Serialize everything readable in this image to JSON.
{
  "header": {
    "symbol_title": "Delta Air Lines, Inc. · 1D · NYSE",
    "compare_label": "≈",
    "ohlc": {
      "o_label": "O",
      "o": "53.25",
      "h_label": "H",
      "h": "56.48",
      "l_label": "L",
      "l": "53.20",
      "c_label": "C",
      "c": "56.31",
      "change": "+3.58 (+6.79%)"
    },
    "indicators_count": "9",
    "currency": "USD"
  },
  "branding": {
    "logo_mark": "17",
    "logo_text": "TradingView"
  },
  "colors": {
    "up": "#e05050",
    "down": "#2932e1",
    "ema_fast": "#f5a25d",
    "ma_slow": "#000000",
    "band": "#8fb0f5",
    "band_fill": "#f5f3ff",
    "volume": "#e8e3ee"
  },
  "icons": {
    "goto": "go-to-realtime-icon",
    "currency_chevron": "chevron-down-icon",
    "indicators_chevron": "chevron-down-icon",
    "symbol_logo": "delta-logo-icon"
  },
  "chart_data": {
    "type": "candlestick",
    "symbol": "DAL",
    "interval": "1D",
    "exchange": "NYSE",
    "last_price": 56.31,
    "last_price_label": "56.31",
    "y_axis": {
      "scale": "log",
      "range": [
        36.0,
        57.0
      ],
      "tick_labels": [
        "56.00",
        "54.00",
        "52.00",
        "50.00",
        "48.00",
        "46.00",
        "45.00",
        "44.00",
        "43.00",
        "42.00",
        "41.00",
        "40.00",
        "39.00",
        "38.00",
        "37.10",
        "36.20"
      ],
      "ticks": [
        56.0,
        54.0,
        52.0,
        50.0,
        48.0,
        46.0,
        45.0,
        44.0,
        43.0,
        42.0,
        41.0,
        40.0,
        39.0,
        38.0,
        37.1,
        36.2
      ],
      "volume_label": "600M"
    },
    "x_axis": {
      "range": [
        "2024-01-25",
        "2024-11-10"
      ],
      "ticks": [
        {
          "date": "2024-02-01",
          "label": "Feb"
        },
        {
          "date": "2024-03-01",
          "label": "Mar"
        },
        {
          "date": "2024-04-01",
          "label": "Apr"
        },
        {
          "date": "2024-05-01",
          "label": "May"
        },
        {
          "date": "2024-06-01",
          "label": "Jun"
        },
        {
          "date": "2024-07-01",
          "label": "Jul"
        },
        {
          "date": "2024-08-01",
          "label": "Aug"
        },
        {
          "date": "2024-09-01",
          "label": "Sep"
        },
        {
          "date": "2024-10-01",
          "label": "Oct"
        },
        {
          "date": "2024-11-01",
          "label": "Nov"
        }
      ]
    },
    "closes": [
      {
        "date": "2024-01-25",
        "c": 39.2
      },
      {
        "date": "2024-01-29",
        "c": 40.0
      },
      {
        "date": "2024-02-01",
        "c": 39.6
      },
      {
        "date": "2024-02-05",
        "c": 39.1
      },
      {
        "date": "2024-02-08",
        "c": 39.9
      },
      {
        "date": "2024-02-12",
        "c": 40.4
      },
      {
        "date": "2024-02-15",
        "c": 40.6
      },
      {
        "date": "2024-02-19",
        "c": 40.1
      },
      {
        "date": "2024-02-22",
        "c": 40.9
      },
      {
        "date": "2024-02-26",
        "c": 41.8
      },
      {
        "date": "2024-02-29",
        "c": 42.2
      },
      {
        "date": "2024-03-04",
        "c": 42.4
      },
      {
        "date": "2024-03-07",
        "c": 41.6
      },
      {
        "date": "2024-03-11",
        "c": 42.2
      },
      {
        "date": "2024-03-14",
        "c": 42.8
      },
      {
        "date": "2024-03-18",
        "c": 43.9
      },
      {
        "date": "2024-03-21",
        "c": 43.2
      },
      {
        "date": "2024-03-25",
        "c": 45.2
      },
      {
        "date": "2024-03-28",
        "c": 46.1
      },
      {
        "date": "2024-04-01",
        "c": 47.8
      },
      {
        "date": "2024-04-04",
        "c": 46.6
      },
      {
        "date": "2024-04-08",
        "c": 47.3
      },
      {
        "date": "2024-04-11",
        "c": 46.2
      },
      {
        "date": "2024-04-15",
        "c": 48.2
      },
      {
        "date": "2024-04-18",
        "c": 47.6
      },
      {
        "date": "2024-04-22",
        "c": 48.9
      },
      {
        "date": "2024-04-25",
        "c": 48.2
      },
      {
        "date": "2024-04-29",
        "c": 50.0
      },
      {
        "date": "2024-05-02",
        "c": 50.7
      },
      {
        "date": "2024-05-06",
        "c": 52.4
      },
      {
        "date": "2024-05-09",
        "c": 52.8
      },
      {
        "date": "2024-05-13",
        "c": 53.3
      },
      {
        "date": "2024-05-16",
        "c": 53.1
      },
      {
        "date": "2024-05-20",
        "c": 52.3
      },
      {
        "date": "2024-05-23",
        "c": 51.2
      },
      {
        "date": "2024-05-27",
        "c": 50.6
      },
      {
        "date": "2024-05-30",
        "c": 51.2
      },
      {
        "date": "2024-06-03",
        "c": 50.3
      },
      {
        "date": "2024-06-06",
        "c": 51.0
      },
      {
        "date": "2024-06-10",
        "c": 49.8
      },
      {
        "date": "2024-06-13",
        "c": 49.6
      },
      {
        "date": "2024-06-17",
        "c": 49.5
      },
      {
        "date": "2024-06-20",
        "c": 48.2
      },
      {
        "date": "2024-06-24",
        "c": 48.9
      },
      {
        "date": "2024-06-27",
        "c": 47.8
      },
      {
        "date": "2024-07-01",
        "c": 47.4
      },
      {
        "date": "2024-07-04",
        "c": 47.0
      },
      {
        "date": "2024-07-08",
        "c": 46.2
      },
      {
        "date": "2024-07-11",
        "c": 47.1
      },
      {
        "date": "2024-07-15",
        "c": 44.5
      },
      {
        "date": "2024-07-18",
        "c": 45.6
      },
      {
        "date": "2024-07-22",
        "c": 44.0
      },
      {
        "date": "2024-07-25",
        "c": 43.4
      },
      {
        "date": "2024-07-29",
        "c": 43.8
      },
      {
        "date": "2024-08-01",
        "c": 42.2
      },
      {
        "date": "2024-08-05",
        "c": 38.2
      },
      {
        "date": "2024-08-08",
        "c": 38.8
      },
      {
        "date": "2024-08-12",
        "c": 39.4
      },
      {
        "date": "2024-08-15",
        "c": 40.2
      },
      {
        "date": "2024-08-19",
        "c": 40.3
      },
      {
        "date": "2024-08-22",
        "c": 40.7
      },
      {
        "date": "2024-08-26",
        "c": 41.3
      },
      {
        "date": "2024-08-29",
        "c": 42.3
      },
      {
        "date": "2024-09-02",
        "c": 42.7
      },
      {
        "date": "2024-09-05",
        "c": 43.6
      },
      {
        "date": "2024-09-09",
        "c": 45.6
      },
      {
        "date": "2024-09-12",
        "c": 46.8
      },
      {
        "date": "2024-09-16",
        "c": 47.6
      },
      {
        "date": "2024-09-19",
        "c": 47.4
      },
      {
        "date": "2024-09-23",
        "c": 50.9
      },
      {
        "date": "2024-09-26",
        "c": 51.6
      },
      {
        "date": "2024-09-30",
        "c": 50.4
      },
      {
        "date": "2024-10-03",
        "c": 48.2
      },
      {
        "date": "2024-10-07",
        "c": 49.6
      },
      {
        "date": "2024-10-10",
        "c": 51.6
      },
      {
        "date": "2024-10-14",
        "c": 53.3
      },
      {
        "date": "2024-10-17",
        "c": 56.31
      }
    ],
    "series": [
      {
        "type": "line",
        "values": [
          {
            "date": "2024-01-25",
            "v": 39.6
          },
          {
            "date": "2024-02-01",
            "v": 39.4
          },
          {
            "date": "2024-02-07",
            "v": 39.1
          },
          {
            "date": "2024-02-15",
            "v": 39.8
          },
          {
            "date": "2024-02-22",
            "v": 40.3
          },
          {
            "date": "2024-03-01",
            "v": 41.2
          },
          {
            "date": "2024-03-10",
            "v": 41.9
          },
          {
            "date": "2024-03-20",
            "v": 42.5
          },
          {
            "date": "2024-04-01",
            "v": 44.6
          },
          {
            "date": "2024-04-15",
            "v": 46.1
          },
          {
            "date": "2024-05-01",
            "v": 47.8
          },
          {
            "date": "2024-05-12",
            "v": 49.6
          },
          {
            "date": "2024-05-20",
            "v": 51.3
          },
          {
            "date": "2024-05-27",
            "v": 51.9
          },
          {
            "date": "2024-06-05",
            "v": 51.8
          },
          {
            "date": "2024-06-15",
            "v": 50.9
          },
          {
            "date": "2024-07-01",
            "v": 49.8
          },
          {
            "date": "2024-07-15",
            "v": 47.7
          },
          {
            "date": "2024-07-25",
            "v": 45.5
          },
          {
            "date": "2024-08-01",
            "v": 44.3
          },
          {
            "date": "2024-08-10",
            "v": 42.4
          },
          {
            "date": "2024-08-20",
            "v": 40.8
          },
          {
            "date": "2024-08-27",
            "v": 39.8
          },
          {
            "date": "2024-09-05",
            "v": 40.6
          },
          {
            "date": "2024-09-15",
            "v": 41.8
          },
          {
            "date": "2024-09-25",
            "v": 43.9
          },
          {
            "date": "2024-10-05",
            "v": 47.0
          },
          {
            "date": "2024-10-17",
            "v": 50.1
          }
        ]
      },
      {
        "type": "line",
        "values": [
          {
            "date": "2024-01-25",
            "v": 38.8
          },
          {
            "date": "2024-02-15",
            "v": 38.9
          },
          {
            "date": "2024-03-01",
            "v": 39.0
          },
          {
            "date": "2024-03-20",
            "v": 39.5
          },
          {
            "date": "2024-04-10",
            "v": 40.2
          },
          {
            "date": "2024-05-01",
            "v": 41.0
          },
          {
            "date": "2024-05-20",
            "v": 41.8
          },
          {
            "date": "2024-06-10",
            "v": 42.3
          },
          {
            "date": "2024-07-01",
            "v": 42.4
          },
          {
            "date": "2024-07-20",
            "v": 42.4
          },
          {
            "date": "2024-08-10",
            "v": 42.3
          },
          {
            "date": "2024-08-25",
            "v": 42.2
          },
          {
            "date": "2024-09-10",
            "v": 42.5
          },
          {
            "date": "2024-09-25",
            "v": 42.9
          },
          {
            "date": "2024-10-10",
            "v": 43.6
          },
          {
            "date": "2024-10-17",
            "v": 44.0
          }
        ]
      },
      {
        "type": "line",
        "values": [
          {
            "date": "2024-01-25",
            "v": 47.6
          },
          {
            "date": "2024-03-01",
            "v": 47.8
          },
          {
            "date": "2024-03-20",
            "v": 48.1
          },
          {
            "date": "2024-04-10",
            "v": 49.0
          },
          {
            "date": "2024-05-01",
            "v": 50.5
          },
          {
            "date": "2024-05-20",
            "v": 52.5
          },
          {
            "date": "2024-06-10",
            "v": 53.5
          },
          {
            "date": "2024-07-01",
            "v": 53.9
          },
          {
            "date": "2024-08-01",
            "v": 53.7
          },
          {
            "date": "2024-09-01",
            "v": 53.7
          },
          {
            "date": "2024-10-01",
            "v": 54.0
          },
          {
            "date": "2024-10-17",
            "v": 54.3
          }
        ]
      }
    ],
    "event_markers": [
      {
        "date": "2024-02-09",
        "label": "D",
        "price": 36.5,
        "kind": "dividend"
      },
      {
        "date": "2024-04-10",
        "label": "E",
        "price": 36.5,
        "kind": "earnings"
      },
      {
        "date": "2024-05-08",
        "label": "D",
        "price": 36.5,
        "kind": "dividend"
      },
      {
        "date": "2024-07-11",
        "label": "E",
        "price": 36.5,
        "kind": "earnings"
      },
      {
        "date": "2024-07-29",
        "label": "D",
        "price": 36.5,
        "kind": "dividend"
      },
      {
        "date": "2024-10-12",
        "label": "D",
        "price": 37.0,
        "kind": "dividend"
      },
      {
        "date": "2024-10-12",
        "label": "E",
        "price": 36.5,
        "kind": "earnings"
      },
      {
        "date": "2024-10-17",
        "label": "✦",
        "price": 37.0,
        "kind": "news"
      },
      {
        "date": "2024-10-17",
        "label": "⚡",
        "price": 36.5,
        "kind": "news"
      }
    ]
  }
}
==*==
• EXERCISE OBJECTIVE: Which lines of the material contain the string "NYSE"? List each of them.

• CORRECT RESPONSE:
    "symbol_title": "Delta Air Lines, Inc. · 1D · NYSE",
    "exchange": "NYSE",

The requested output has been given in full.